- **GIVEN INSTRUCTION**
Check every line of the entries for "Email", and copy the lines that hold it.
══ DATA ENTRIES
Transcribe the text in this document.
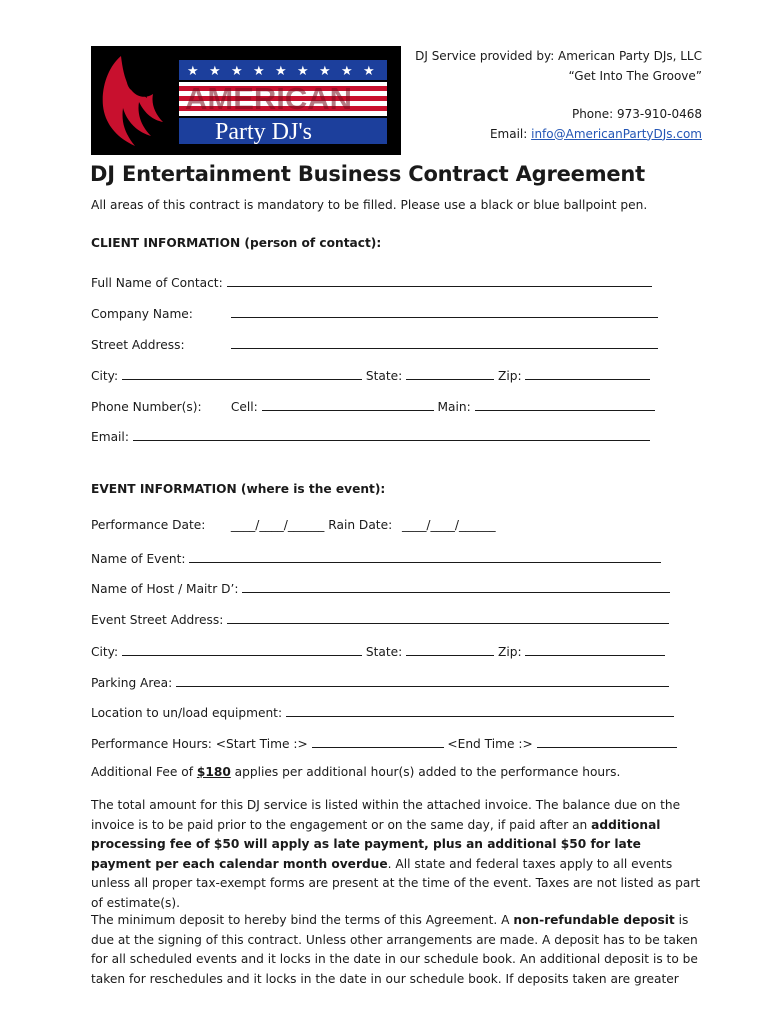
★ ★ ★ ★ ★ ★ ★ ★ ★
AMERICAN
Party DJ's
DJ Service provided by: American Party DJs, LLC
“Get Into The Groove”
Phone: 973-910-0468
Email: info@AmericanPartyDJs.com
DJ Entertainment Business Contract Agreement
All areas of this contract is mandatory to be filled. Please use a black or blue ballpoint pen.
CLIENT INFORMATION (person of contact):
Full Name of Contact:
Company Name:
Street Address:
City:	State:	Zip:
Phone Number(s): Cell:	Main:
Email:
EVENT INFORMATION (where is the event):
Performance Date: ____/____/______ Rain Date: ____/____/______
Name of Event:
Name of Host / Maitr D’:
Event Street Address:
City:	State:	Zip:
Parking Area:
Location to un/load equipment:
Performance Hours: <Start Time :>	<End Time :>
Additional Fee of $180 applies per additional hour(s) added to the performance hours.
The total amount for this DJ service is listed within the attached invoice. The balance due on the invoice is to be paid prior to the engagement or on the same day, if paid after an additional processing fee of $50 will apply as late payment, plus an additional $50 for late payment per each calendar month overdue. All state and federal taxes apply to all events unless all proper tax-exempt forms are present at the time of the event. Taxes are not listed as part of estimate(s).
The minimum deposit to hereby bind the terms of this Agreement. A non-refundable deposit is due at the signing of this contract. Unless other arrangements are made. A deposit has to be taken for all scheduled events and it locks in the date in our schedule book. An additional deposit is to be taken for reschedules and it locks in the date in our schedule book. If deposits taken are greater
════
══ DATA ENTRIES
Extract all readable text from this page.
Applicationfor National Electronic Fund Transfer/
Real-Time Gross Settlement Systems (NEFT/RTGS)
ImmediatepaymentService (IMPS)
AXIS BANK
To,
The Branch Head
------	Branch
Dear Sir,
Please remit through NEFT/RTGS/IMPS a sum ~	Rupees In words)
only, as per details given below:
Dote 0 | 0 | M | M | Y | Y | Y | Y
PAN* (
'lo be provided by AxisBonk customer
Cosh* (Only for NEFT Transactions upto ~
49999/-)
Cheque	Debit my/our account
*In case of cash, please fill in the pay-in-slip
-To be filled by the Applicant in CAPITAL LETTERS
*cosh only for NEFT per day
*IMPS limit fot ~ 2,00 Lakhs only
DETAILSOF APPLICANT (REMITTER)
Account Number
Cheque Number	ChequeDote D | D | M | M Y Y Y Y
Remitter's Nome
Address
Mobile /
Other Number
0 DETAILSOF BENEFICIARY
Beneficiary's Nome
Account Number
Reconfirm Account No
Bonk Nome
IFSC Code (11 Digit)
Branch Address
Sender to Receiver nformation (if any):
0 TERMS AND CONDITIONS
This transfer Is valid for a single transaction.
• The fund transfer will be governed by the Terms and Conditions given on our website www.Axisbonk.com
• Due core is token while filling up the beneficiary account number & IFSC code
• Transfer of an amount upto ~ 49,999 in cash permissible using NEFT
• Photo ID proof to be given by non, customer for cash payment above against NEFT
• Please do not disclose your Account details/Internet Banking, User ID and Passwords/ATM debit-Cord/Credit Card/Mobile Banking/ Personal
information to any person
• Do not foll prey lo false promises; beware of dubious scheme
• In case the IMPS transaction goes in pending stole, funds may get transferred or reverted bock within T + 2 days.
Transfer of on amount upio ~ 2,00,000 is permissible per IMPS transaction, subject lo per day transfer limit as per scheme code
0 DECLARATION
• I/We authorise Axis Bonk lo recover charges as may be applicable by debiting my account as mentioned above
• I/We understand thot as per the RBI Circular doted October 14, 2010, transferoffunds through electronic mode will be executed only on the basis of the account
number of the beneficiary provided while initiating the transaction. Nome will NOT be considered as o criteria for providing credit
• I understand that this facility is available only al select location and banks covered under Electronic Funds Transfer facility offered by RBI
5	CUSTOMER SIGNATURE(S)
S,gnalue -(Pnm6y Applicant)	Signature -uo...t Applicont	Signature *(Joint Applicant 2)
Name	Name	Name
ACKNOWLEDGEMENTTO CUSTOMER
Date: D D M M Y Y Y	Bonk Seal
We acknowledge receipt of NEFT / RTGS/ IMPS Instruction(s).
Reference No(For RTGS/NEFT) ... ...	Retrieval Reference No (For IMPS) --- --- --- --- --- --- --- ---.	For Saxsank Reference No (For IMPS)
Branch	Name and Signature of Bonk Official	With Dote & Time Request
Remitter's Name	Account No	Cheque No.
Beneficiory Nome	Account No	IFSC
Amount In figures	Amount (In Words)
════
- **RESULT FOR THIS TASK**
Email: info@AmericanPartyDJs.com
Email:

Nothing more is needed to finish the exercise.